TASK PROMPT>
Draw out every line with the word "title" from the listing below.

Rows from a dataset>
☆ ☆ ☆ ☆ ☆

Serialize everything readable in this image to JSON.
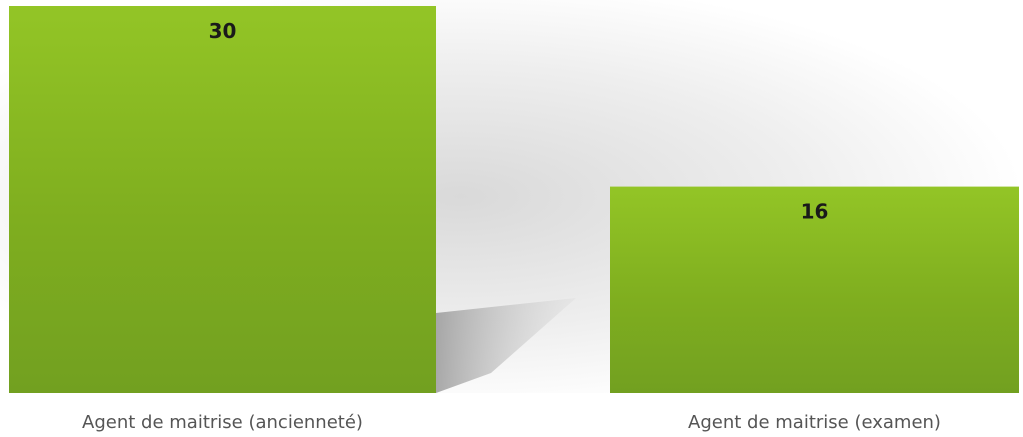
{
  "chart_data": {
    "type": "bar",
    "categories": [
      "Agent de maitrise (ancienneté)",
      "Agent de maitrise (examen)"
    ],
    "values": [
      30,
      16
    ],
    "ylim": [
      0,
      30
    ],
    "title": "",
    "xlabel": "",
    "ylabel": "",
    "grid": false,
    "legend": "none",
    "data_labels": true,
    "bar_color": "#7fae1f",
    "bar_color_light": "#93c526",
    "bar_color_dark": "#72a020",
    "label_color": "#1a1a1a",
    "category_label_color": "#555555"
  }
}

☆ ☆ ☆ ☆ ☆

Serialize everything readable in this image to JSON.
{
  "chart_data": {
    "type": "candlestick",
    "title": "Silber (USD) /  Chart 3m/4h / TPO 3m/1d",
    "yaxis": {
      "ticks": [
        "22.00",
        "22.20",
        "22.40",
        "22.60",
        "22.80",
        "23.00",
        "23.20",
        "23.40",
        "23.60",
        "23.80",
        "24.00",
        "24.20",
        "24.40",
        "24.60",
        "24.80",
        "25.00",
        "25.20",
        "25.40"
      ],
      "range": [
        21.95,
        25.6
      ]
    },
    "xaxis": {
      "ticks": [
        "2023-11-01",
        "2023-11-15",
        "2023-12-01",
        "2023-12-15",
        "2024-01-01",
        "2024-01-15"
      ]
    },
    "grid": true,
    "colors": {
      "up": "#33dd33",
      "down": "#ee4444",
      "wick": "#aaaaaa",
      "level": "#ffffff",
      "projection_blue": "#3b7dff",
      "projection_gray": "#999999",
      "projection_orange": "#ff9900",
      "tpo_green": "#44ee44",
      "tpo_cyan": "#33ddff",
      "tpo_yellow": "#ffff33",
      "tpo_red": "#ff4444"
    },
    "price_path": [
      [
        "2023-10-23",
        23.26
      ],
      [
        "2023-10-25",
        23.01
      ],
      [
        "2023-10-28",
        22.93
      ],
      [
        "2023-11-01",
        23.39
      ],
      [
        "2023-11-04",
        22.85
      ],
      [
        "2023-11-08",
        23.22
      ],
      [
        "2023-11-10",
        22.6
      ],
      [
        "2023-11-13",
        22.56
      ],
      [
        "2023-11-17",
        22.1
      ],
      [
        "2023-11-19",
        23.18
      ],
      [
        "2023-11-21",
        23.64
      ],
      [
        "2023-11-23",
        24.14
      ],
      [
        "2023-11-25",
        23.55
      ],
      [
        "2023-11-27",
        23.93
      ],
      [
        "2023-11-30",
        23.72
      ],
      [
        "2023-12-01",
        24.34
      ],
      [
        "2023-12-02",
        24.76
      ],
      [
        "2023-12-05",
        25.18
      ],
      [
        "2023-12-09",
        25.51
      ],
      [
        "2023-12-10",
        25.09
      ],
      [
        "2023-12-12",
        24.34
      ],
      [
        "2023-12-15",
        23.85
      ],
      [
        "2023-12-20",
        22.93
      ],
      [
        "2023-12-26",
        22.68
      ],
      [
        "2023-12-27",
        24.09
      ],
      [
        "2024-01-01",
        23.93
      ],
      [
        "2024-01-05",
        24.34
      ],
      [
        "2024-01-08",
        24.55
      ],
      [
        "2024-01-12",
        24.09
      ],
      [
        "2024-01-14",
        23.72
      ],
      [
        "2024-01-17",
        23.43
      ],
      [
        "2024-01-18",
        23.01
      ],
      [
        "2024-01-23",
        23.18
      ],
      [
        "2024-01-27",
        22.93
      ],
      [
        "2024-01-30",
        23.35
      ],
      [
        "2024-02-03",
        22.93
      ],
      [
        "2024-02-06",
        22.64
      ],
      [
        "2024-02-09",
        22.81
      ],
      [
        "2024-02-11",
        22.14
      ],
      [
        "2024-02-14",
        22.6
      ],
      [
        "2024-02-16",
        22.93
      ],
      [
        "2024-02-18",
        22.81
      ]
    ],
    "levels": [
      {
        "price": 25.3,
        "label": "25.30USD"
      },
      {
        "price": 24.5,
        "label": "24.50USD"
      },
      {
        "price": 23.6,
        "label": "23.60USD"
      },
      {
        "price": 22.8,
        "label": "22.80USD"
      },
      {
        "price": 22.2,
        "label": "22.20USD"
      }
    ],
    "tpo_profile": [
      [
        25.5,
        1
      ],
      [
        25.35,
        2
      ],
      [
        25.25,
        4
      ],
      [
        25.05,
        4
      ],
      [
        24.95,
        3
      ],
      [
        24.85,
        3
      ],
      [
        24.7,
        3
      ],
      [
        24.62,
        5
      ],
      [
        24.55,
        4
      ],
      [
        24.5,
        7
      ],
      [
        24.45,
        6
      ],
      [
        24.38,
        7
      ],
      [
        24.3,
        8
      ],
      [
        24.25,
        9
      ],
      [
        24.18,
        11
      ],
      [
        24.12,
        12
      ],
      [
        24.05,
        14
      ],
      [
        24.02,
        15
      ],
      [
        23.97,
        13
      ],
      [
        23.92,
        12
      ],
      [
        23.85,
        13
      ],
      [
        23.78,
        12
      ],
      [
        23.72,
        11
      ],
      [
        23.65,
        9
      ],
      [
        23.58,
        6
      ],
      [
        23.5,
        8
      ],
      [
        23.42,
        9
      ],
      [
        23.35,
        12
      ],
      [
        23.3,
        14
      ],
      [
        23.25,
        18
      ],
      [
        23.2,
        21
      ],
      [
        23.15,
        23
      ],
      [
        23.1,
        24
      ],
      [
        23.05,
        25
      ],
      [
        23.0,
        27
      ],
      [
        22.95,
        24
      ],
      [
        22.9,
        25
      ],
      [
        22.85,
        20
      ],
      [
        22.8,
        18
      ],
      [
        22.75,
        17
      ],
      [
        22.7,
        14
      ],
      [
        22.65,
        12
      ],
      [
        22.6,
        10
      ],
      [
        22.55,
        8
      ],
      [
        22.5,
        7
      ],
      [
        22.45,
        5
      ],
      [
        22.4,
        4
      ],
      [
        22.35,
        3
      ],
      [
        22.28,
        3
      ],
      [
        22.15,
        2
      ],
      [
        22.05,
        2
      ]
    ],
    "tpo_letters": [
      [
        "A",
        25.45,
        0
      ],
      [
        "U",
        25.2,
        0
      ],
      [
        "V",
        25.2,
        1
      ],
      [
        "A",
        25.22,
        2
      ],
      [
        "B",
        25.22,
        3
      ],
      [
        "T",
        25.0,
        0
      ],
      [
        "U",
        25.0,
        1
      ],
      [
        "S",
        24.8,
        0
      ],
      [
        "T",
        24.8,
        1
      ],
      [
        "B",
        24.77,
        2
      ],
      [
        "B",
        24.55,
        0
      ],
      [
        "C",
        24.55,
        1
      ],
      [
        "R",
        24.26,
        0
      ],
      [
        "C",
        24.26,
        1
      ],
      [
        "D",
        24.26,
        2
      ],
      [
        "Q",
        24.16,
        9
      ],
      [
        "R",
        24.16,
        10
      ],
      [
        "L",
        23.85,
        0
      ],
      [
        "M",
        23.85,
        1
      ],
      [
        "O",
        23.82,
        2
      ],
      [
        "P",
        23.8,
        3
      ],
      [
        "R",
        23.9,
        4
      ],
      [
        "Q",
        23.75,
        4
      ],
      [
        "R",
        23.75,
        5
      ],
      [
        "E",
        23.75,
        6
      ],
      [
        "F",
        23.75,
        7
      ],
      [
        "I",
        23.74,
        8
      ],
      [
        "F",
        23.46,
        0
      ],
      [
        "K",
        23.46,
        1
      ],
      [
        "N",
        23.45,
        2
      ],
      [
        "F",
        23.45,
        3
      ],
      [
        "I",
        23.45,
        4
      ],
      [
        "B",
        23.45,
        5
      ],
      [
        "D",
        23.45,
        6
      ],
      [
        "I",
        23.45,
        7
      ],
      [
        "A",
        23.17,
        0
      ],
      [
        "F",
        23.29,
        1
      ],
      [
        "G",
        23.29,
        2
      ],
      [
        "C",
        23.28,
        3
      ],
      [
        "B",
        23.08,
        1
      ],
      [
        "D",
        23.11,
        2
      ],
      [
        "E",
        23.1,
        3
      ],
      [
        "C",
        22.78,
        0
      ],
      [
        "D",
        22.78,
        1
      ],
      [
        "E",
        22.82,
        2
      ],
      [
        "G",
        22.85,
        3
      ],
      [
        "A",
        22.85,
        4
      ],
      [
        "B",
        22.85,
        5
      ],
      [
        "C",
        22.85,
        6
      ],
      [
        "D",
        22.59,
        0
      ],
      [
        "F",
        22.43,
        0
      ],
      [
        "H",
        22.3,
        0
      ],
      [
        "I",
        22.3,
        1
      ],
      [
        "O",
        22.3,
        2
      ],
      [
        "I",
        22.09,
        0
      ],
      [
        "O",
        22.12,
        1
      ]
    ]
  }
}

☆ ☆ ☆ ☆ ☆

REPLY>
    "title": "",
    "title": "Silber (USD) /  Chart 3m/4h / TPO 3m/1d",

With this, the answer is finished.